┌─ DATA IN THIS EXERCISE

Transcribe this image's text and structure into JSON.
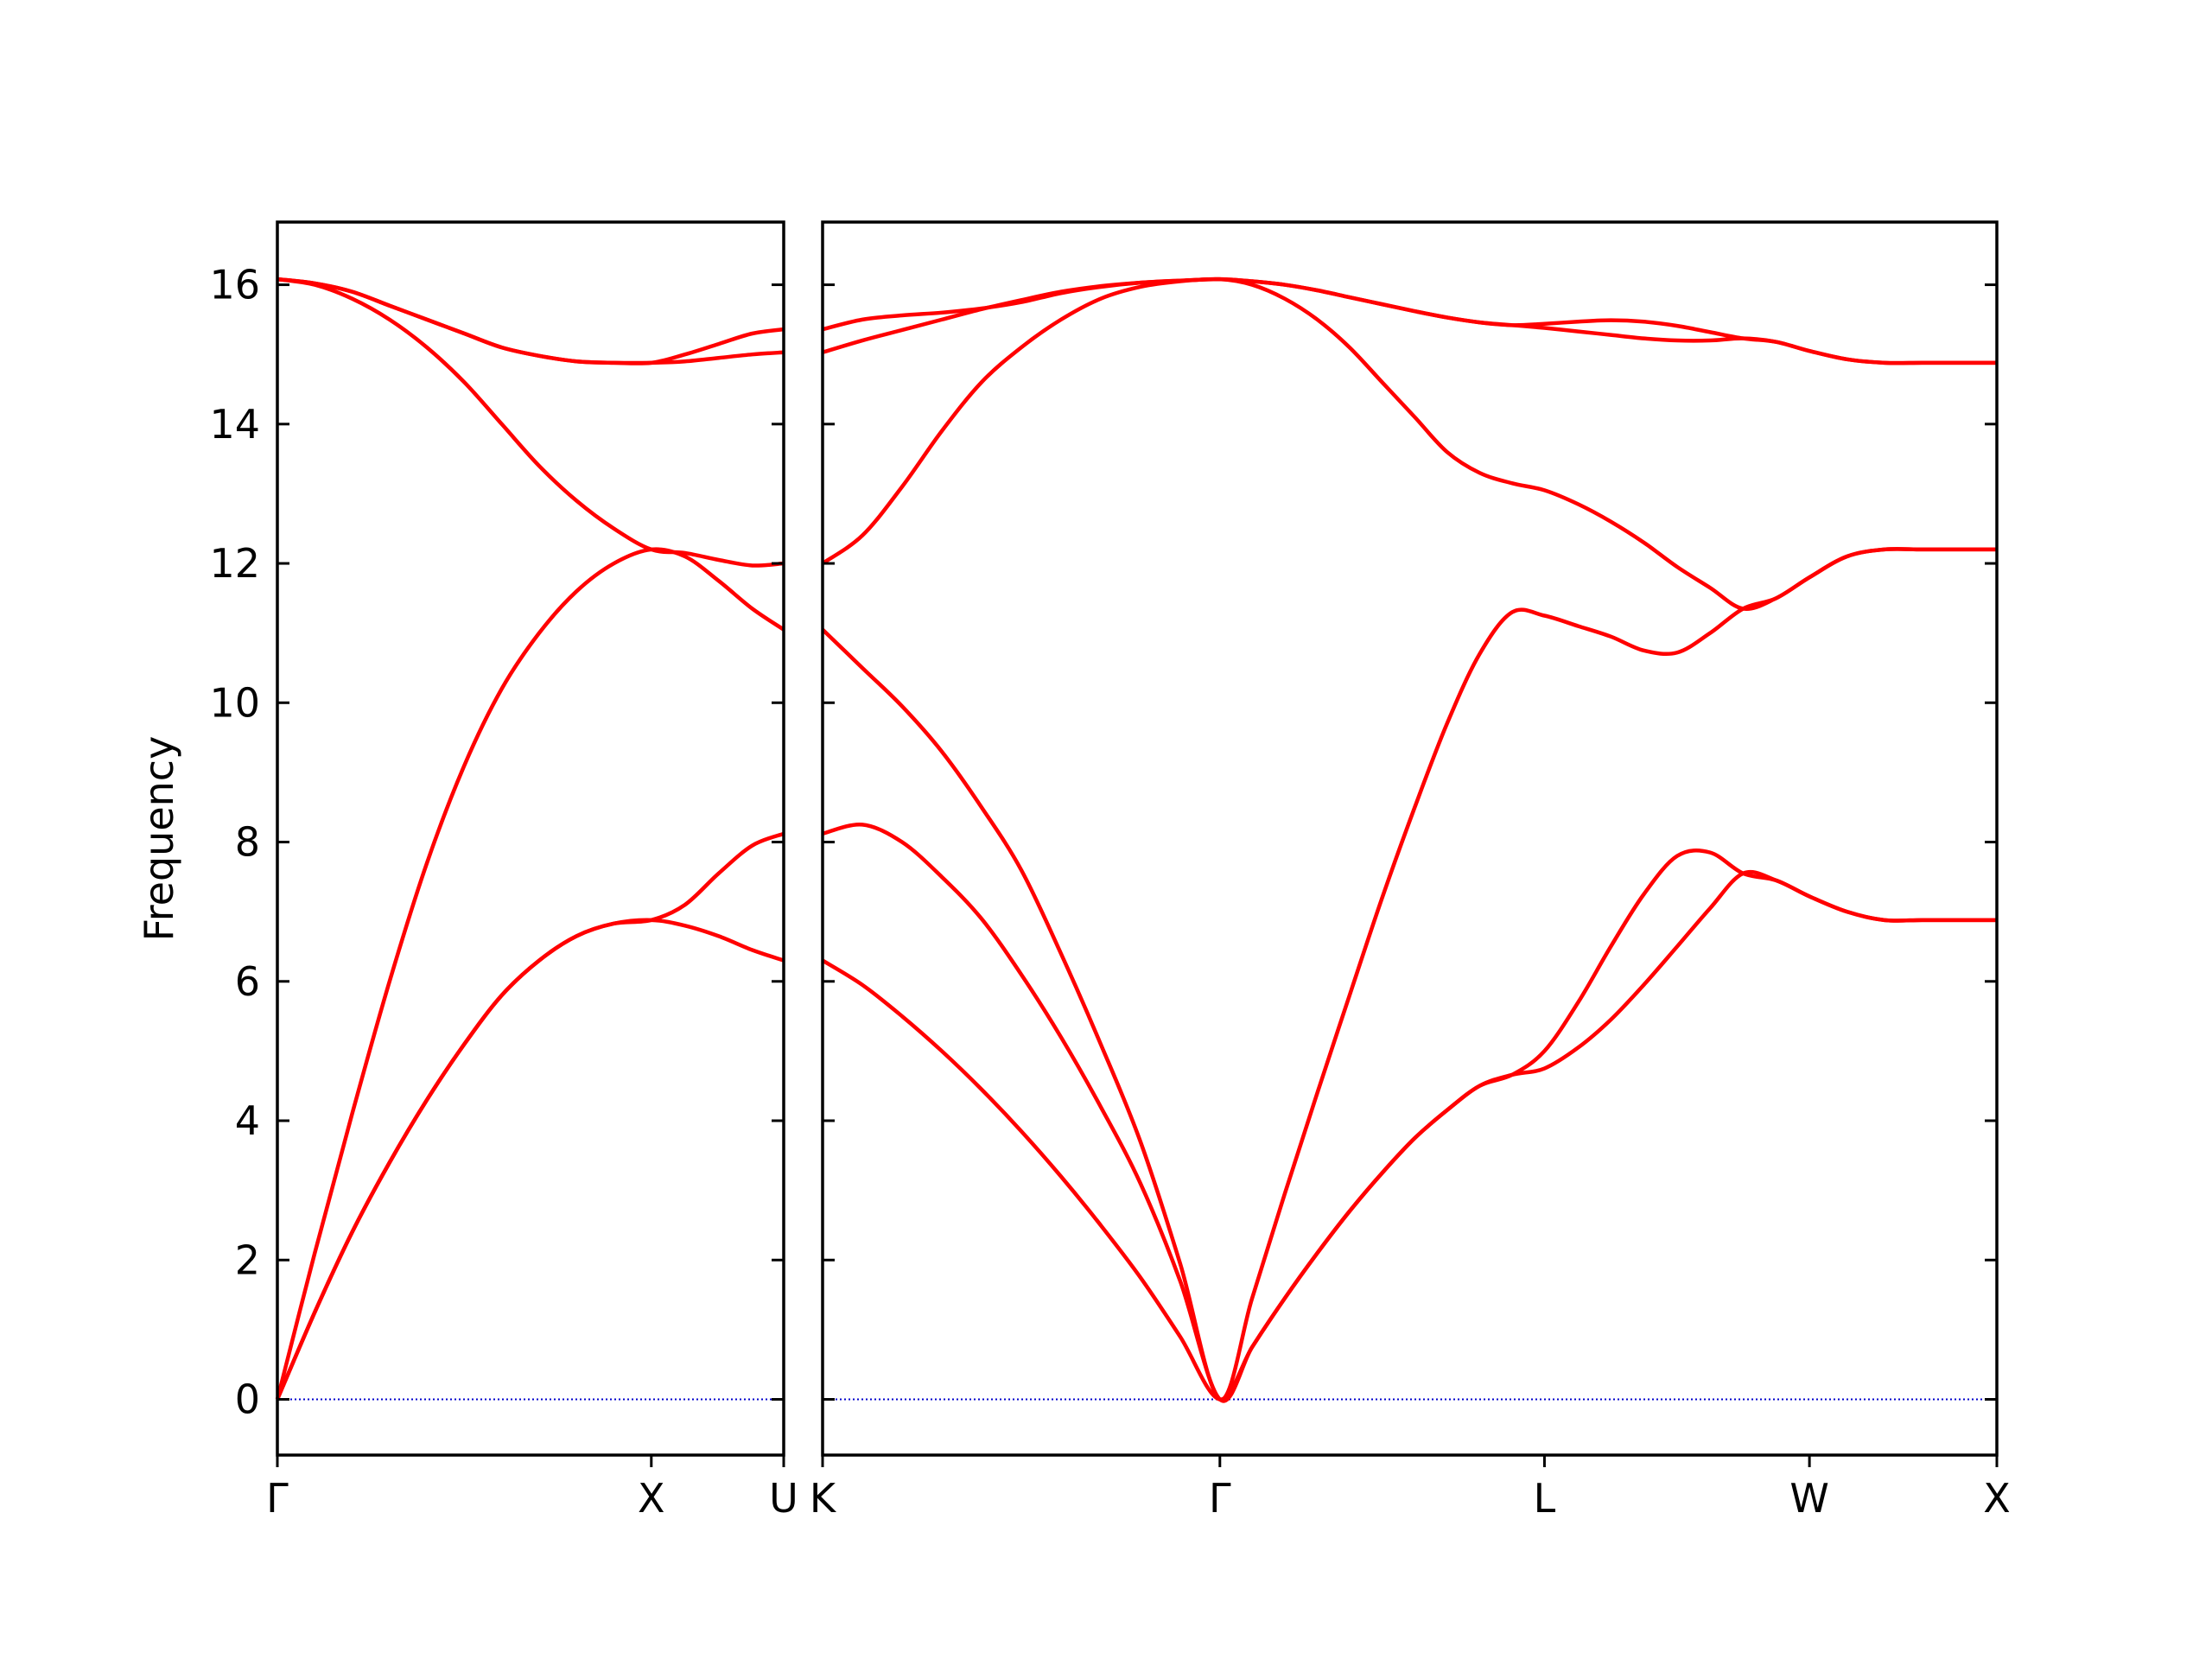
{
  "chart_data": [
    {
      "type": "line",
      "ylabel": "Frequency",
      "xlim": [
        0,
        1.354
      ],
      "ylim": [
        -0.8,
        16.9
      ],
      "xticks": [
        {
          "value": 0,
          "label": "Γ"
        },
        {
          "value": 1,
          "label": "X"
        },
        {
          "value": 1.354,
          "label": "U"
        }
      ],
      "yticks": [
        0,
        2,
        4,
        6,
        8,
        10,
        12,
        14,
        16
      ],
      "show_ytick_labels": true,
      "zero_line": true,
      "zero_line_color": "#0000cc",
      "x": [
        0,
        0.1,
        0.2,
        0.3,
        0.4,
        0.5,
        0.6,
        0.7,
        0.8,
        0.9,
        1.0,
        1.09,
        1.18,
        1.27,
        1.354
      ],
      "series": [
        {
          "color": "#ff0000",
          "values": [
            0,
            1.25,
            2.4,
            3.4,
            4.3,
            5.1,
            5.8,
            6.3,
            6.65,
            6.83,
            6.88,
            6.8,
            6.65,
            6.45,
            6.3
          ]
        },
        {
          "color": "#ff0000",
          "values": [
            0,
            1.25,
            2.4,
            3.4,
            4.3,
            5.1,
            5.8,
            6.3,
            6.65,
            6.83,
            6.88,
            7.1,
            7.55,
            7.95,
            8.12
          ]
        },
        {
          "color": "#ff0000",
          "values": [
            0,
            2.1,
            4.1,
            6.0,
            7.7,
            9.1,
            10.2,
            11.0,
            11.6,
            12.0,
            12.2,
            12.1,
            11.75,
            11.35,
            11.05
          ]
        },
        {
          "color": "#ff0000",
          "values": [
            16.08,
            16.0,
            15.8,
            15.5,
            15.1,
            14.6,
            14.0,
            13.4,
            12.9,
            12.5,
            12.2,
            12.15,
            12.05,
            11.97,
            12.0
          ]
        },
        {
          "color": "#ff0000",
          "values": [
            16.08,
            16.02,
            15.9,
            15.7,
            15.5,
            15.3,
            15.1,
            14.98,
            14.9,
            14.88,
            14.88,
            14.9,
            14.95,
            15.0,
            15.03
          ]
        },
        {
          "color": "#ff0000",
          "values": [
            16.08,
            16.02,
            15.9,
            15.7,
            15.5,
            15.3,
            15.1,
            14.98,
            14.9,
            14.88,
            14.88,
            15.0,
            15.15,
            15.3,
            15.36
          ]
        }
      ]
    },
    {
      "type": "line",
      "xlim": [
        1.354,
        4.487
      ],
      "ylim": [
        -0.8,
        16.9
      ],
      "xticks": [
        {
          "value": 1.354,
          "label": "K"
        },
        {
          "value": 2.414,
          "label": "Γ"
        },
        {
          "value": 3.28,
          "label": "L"
        },
        {
          "value": 3.987,
          "label": "W"
        },
        {
          "value": 4.487,
          "label": "X"
        }
      ],
      "yticks": [
        0,
        2,
        4,
        6,
        8,
        10,
        12,
        14,
        16
      ],
      "show_ytick_labels": false,
      "zero_line": true,
      "zero_line_color": "#0000cc",
      "x": [
        1.354,
        1.46,
        1.566,
        1.672,
        1.778,
        1.884,
        1.99,
        2.096,
        2.202,
        2.308,
        2.414,
        2.5,
        2.587,
        2.674,
        2.76,
        2.847,
        2.934,
        3.02,
        3.107,
        3.194,
        3.28,
        3.37,
        3.457,
        3.545,
        3.634,
        3.722,
        3.81,
        3.898,
        3.987,
        4.087,
        4.187,
        4.287,
        4.387,
        4.487
      ],
      "series": [
        {
          "color": "#ff0000",
          "values": [
            6.3,
            5.95,
            5.5,
            5.0,
            4.45,
            3.85,
            3.2,
            2.5,
            1.75,
            0.9,
            0,
            0.75,
            1.45,
            2.1,
            2.7,
            3.25,
            3.75,
            4.15,
            4.5,
            4.66,
            4.75,
            5.05,
            5.45,
            5.95,
            6.5,
            7.05,
            7.55,
            7.45,
            7.22,
            7.0,
            6.88,
            6.88,
            6.88,
            6.88
          ]
        },
        {
          "color": "#ff0000",
          "values": [
            8.12,
            8.25,
            8.0,
            7.5,
            6.9,
            6.1,
            5.2,
            4.2,
            3.1,
            1.7,
            0,
            0.75,
            1.45,
            2.1,
            2.7,
            3.25,
            3.75,
            4.15,
            4.5,
            4.66,
            5.0,
            5.7,
            6.5,
            7.25,
            7.8,
            7.85,
            7.55,
            7.45,
            7.22,
            7.0,
            6.88,
            6.88,
            6.88,
            6.88
          ]
        },
        {
          "color": "#ff0000",
          "values": [
            11.05,
            10.5,
            9.95,
            9.3,
            8.5,
            7.6,
            6.4,
            5.1,
            3.7,
            1.95,
            0,
            1.45,
            2.95,
            4.4,
            5.8,
            7.2,
            8.5,
            9.7,
            10.7,
            11.3,
            11.25,
            11.1,
            10.95,
            10.75,
            10.72,
            11.0,
            11.35,
            11.5,
            11.8,
            12.1,
            12.2,
            12.2,
            12.2,
            12.2
          ]
        },
        {
          "color": "#ff0000",
          "values": [
            12.0,
            12.4,
            13.1,
            13.9,
            14.6,
            15.1,
            15.5,
            15.8,
            15.97,
            16.05,
            16.08,
            16.0,
            15.8,
            15.5,
            15.1,
            14.6,
            14.1,
            13.6,
            13.3,
            13.15,
            13.05,
            12.85,
            12.6,
            12.3,
            11.95,
            11.65,
            11.35,
            11.5,
            11.8,
            12.1,
            12.2,
            12.2,
            12.2,
            12.2
          ]
        },
        {
          "color": "#ff0000",
          "values": [
            15.03,
            15.2,
            15.35,
            15.5,
            15.65,
            15.78,
            15.9,
            15.98,
            16.03,
            16.06,
            16.08,
            16.05,
            16.0,
            15.92,
            15.82,
            15.72,
            15.62,
            15.53,
            15.46,
            15.42,
            15.38,
            15.33,
            15.28,
            15.23,
            15.2,
            15.2,
            15.23,
            15.18,
            15.05,
            14.93,
            14.88,
            14.88,
            14.88,
            14.88
          ]
        },
        {
          "color": "#ff0000",
          "values": [
            15.36,
            15.5,
            15.56,
            15.6,
            15.66,
            15.75,
            15.88,
            15.97,
            16.03,
            16.06,
            16.08,
            16.05,
            16.0,
            15.92,
            15.82,
            15.72,
            15.62,
            15.53,
            15.46,
            15.42,
            15.44,
            15.47,
            15.49,
            15.47,
            15.41,
            15.32,
            15.23,
            15.18,
            15.05,
            14.93,
            14.88,
            14.88,
            14.88,
            14.88
          ]
        }
      ]
    }
  ]
}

└─

GIVEN EXERCISE = Give every record back exactly as it reads, with no images.

TASK OUTPUT =
Transcribe this image's text and structure into JSON.
{
  "chart_data": [
    {
      "type": "line",
      "ylabel": "Frequency",
      "xlim": [
        0,
        1.354
      ],
      "ylim": [
        -0.8,
        16.9
      ],
      "xticks": [
        {
          "value": 0,
          "label": "Γ"
        },
        {
          "value": 1,
          "label": "X"
        },
        {
          "value": 1.354,
          "label": "U"
        }
      ],
      "yticks": [
        0,
        2,
        4,
        6,
        8,
        10,
        12,
        14,
        16
      ],
      "show_ytick_labels": true,
      "zero_line": true,
      "zero_line_color": "#0000cc",
      "x": [
        0,
        0.1,
        0.2,
        0.3,
        0.4,
        0.5,
        0.6,
        0.7,
        0.8,
        0.9,
        1.0,
        1.09,
        1.18,
        1.27,
        1.354
      ],
      "series": [
        {
          "color": "#ff0000",
          "values": [
            0,
            1.25,
            2.4,
            3.4,
            4.3,
            5.1,
            5.8,
            6.3,
            6.65,
            6.83,
            6.88,
            6.8,
            6.65,
            6.45,
            6.3
          ]
        },
        {
          "color": "#ff0000",
          "values": [
            0,
            1.25,
            2.4,
            3.4,
            4.3,
            5.1,
            5.8,
            6.3,
            6.65,
            6.83,
            6.88,
            7.1,
            7.55,
            7.95,
            8.12
          ]
        },
        {
          "color": "#ff0000",
          "values": [
            0,
            2.1,
            4.1,
            6.0,
            7.7,
            9.1,
            10.2,
            11.0,
            11.6,
            12.0,
            12.2,
            12.1,
            11.75,
            11.35,
            11.05
          ]
        },
        {
          "color": "#ff0000",
          "values": [
            16.08,
            16.0,
            15.8,
            15.5,
            15.1,
            14.6,
            14.0,
            13.4,
            12.9,
            12.5,
            12.2,
            12.15,
            12.05,
            11.97,
            12.0
          ]
        },
        {
          "color": "#ff0000",
          "values": [
            16.08,
            16.02,
            15.9,
            15.7,
            15.5,
            15.3,
            15.1,
            14.98,
            14.9,
            14.88,
            14.88,
            14.9,
            14.95,
            15.0,
            15.03
          ]
        },
        {
          "color": "#ff0000",
          "values": [
            16.08,
            16.02,
            15.9,
            15.7,
            15.5,
            15.3,
            15.1,
            14.98,
            14.9,
            14.88,
            14.88,
            15.0,
            15.15,
            15.3,
            15.36
          ]
        }
      ]
    },
    {
      "type": "line",
      "xlim": [
        1.354,
        4.487
      ],
      "ylim": [
        -0.8,
        16.9
      ],
      "xticks": [
        {
          "value": 1.354,
          "label": "K"
        },
        {
          "value": 2.414,
          "label": "Γ"
        },
        {
          "value": 3.28,
          "label": "L"
        },
        {
          "value": 3.987,
          "label": "W"
        },
        {
          "value": 4.487,
          "label": "X"
        }
      ],
      "yticks": [
        0,
        2,
        4,
        6,
        8,
        10,
        12,
        14,
        16
      ],
      "show_ytick_labels": false,
      "zero_line": true,
      "zero_line_color": "#0000cc",
      "x": [
        1.354,
        1.46,
        1.566,
        1.672,
        1.778,
        1.884,
        1.99,
        2.096,
        2.202,
        2.308,
        2.414,
        2.5,
        2.587,
        2.674,
        2.76,
        2.847,
        2.934,
        3.02,
        3.107,
        3.194,
        3.28,
        3.37,
        3.457,
        3.545,
        3.634,
        3.722,
        3.81,
        3.898,
        3.987,
        4.087,
        4.187,
        4.287,
        4.387,
        4.487
      ],
      "series": [
        {
          "color": "#ff0000",
          "values": [
            6.3,
            5.95,
            5.5,
            5.0,
            4.45,
            3.85,
            3.2,
            2.5,
            1.75,
            0.9,
            0,
            0.75,
            1.45,
            2.1,
            2.7,
            3.25,
            3.75,
            4.15,
            4.5,
            4.66,
            4.75,
            5.05,
            5.45,
            5.95,
            6.5,
            7.05,
            7.55,
            7.45,
            7.22,
            7.0,
            6.88,
            6.88,
            6.88,
            6.88
          ]
        },
        {
          "color": "#ff0000",
          "values": [
            8.12,
            8.25,
            8.0,
            7.5,
            6.9,
            6.1,
            5.2,
            4.2,
            3.1,
            1.7,
            0,
            0.75,
            1.45,
            2.1,
            2.7,
            3.25,
            3.75,
            4.15,
            4.5,
            4.66,
            5.0,
            5.7,
            6.5,
            7.25,
            7.8,
            7.85,
            7.55,
            7.45,
            7.22,
            7.0,
            6.88,
            6.88,
            6.88,
            6.88
          ]
        },
        {
          "color": "#ff0000",
          "values": [
            11.05,
            10.5,
            9.95,
            9.3,
            8.5,
            7.6,
            6.4,
            5.1,
            3.7,
            1.95,
            0,
            1.45,
            2.95,
            4.4,
            5.8,
            7.2,
            8.5,
            9.7,
            10.7,
            11.3,
            11.25,
            11.1,
            10.95,
            10.75,
            10.72,
            11.0,
            11.35,
            11.5,
            11.8,
            12.1,
            12.2,
            12.2,
            12.2,
            12.2
          ]
        },
        {
          "color": "#ff0000",
          "values": [
            12.0,
            12.4,
            13.1,
            13.9,
            14.6,
            15.1,
            15.5,
            15.8,
            15.97,
            16.05,
            16.08,
            16.0,
            15.8,
            15.5,
            15.1,
            14.6,
            14.1,
            13.6,
            13.3,
            13.15,
            13.05,
            12.85,
            12.6,
            12.3,
            11.95,
            11.65,
            11.35,
            11.5,
            11.8,
            12.1,
            12.2,
            12.2,
            12.2,
            12.2
          ]
        },
        {
          "color": "#ff0000",
          "values": [
            15.03,
            15.2,
            15.35,
            15.5,
            15.65,
            15.78,
            15.9,
            15.98,
            16.03,
            16.06,
            16.08,
            16.05,
            16.0,
            15.92,
            15.82,
            15.72,
            15.62,
            15.53,
            15.46,
            15.42,
            15.38,
            15.33,
            15.28,
            15.23,
            15.2,
            15.2,
            15.23,
            15.18,
            15.05,
            14.93,
            14.88,
            14.88,
            14.88,
            14.88
          ]
        },
        {
          "color": "#ff0000",
          "values": [
            15.36,
            15.5,
            15.56,
            15.6,
            15.66,
            15.75,
            15.88,
            15.97,
            16.03,
            16.06,
            16.08,
            16.05,
            16.0,
            15.92,
            15.82,
            15.72,
            15.62,
            15.53,
            15.46,
            15.42,
            15.44,
            15.47,
            15.49,
            15.47,
            15.41,
            15.32,
            15.23,
            15.18,
            15.05,
            14.93,
            14.88,
            14.88,
            14.88,
            14.88
          ]
        }
      ]
    }
  ]
}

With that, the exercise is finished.